Data entries
■ ■ ■ ■
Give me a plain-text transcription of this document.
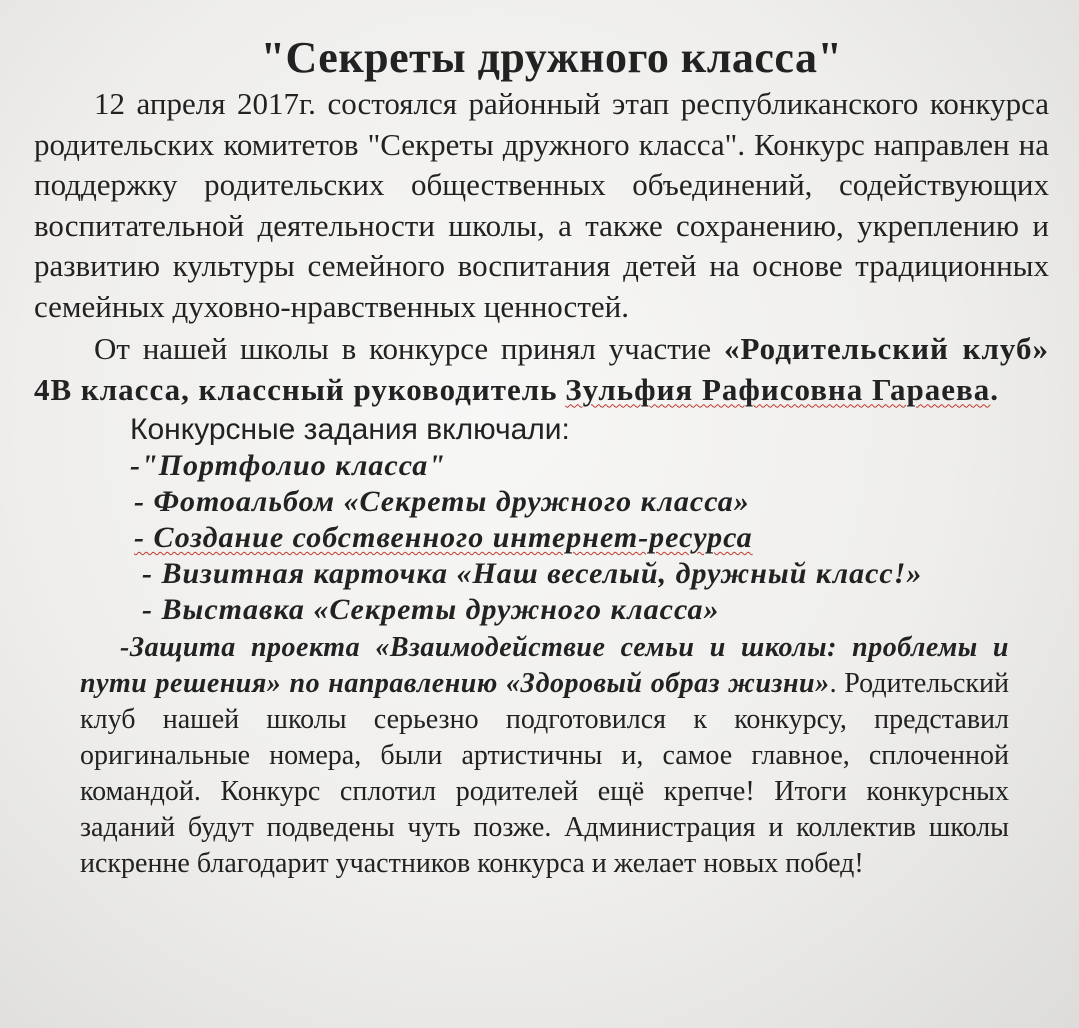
"Секреты дружного класса"

12 апреля 2017г. состоялся районный этап республиканского конкурса родительских комитетов "Секреты дружного класса". Конкурс направлен на поддержку родительских общественных объединений, содействующих воспитательной деятельности школы, а также сохранению, укреплению и развитию культуры семейного воспитания детей на основе традиционных семейных духовно-нравственных ценностей.

От нашей школы в конкурсе принял участие «Родительский клуб» 4В класса, классный руководитель Зульфия Рафисовна Гараева.

Конкурсные задания включали:

-"Портфолио класса"

- Фотоальбом «Секреты дружного класса»

- Создание собственного интернет-ресурса

- Визитная карточка «Наш веселый, дружный класс!»

- Выставка «Секреты дружного класса»

-Защита проекта «Взаимодействие семьи и школы: проблемы и пути решения» по направлению «Здоровый образ жизни». Родительский клуб нашей школы серьезно подготовился к конкурсу, представил оригинальные номера, были артистичны и, самое главное, сплоченной командой. Конкурс сплотил родителей ещё крепче! Итоги конкурсных заданий будут подведены чуть позже. Администрация и коллектив школы искренне благодарит участников конкурса и желает новых побед!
■ ■ ■ ■
Retype the records exactly. Any image in them should not appear in what you write.

Give me a plain-text transcription of this document.
"Секреты дружного класса"

12 апреля 2017г. состоялся районный этап республиканского конкурса родительских комитетов "Секреты дружного класса". Конкурс направлен на поддержку родительских общественных объединений, содействующих воспитательной деятельности школы, а также сохранению, укреплению и развитию культуры семейного воспитания детей на основе традиционных семейных духовно-нравственных ценностей.

От нашей школы в конкурсе принял участие «Родительский клуб» 4В класса, классный руководитель Зульфия Рафисовна Гараева.

Конкурсные задания включали:

-"Портфолио класса"

- Фотоальбом «Секреты дружного класса»

- Создание собственного интернет-ресурса

- Визитная карточка «Наш веселый, дружный класс!»

- Выставка «Секреты дружного класса»

-Защита проекта «Взаимодействие семьи и школы: проблемы и пути решения» по направлению «Здоровый образ жизни». Родительский клуб нашей школы серьезно подготовился к конкурсу, представил оригинальные номера, были артистичны и, самое главное, сплоченной командой. Конкурс сплотил родителей ещё крепче! Итоги конкурсных заданий будут подведены чуть позже. Администрация и коллектив школы искренне благодарит участников конкурса и желает новых побед!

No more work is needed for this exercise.